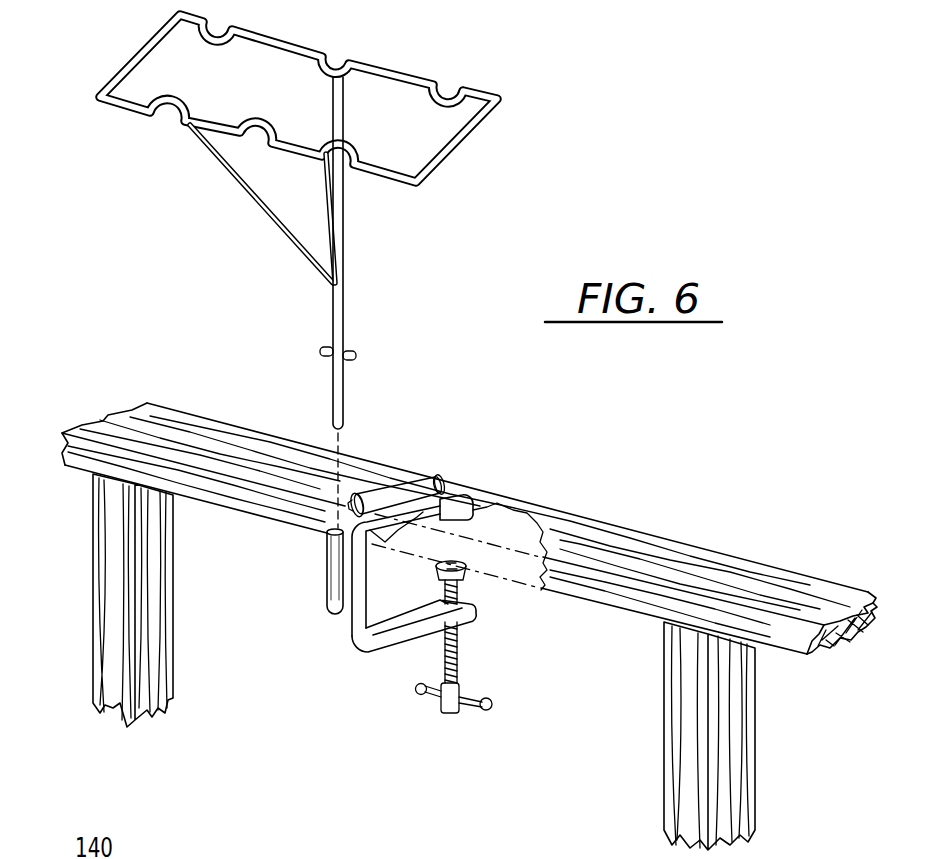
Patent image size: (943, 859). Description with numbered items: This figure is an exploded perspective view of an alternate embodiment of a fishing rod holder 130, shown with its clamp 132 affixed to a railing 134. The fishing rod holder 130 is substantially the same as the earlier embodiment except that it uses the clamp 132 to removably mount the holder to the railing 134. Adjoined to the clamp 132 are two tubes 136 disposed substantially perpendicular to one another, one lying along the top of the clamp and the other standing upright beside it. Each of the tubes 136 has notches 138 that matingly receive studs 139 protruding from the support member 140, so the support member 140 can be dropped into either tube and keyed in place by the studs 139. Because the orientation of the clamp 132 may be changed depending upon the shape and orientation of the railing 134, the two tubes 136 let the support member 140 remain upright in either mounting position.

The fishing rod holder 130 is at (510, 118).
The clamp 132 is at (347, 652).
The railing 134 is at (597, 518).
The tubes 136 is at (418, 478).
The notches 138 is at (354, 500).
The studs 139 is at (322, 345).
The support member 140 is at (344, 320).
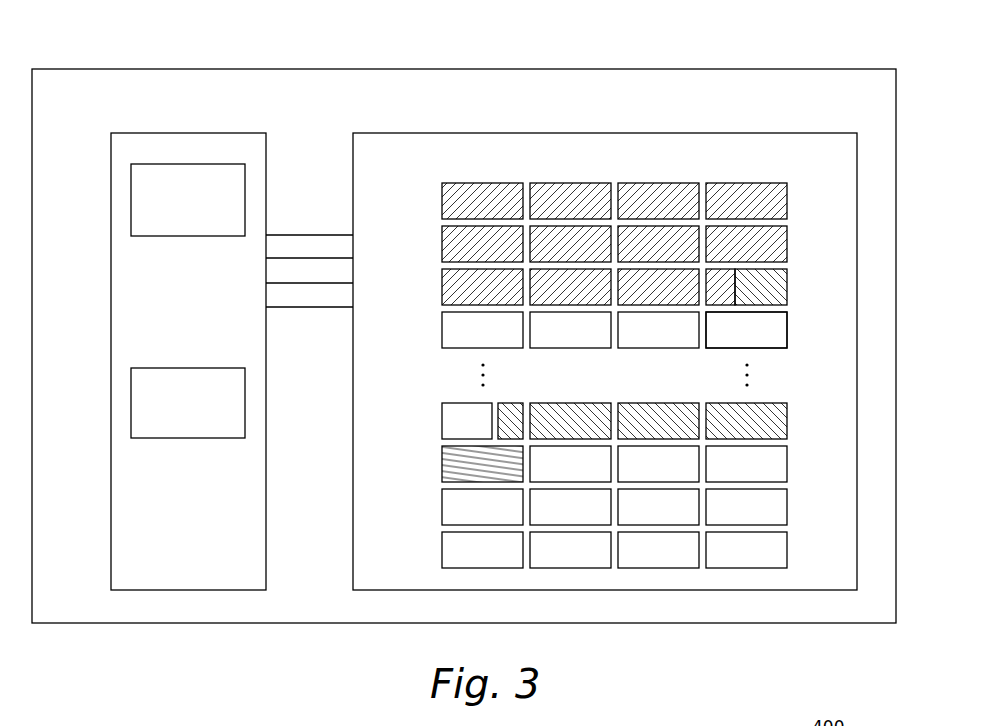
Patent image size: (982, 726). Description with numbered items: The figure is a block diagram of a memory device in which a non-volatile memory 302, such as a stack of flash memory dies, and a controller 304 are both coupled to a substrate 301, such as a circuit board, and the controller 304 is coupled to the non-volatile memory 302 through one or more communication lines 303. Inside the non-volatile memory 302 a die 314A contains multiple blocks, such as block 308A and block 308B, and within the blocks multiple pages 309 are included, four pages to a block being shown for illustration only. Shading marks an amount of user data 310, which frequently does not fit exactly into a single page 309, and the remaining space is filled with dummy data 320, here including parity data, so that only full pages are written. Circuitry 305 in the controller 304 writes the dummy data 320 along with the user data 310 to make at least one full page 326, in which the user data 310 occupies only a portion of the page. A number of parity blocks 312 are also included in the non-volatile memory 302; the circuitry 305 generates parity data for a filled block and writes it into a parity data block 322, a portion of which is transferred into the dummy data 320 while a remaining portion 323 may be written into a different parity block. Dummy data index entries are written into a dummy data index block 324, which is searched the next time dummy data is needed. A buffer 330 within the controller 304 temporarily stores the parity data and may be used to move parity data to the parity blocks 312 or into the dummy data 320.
═══
**PROBLEM DETAILS**
Rewrite the entries as a numbered list, starting from the beginning and ending with the line that contains "The support member 140 is at (344, 320).", inclusive. Omit the pictures and any blank lines.

**OUTPUT OF THE TASK**
1. Patent image size: (943, 859). Description with numbered items: This figure is an exploded perspective view of an alternate embodiment of a fishing rod holder 130, shown with its clamp 132 affixed to a railing 134. The fishing rod holder 130 is substantially the same as the earlier embodiment except that it uses the clamp 132 to removably mount the holder to the railing 134. Adjoined to the clamp 132 are two tubes 136 disposed substantially perpendicular to one another, one lying along the top of the clamp and the other standing upright beside it. Each of the tubes 136 has notches 138 that matingly receive studs 139 protruding from the support member 140, so the support member 140 can be dropped into either tube and keyed in place by the studs 139. Because the orientation of the clamp 132 may be changed depending upon the shape and orientation of the railing 134, the two tubes 136 let the support member 140 remain upright in either mounting position.
2. The fishing rod holder 130 is at (510, 118).
3. The clamp 132 is at (347, 652).
4. The railing 134 is at (597, 518).
5. The tubes 136 is at (418, 478).
6. The notches 138 is at (354, 500).
7. The studs 139 is at (322, 345).
8. The support member 140 is at (344, 320).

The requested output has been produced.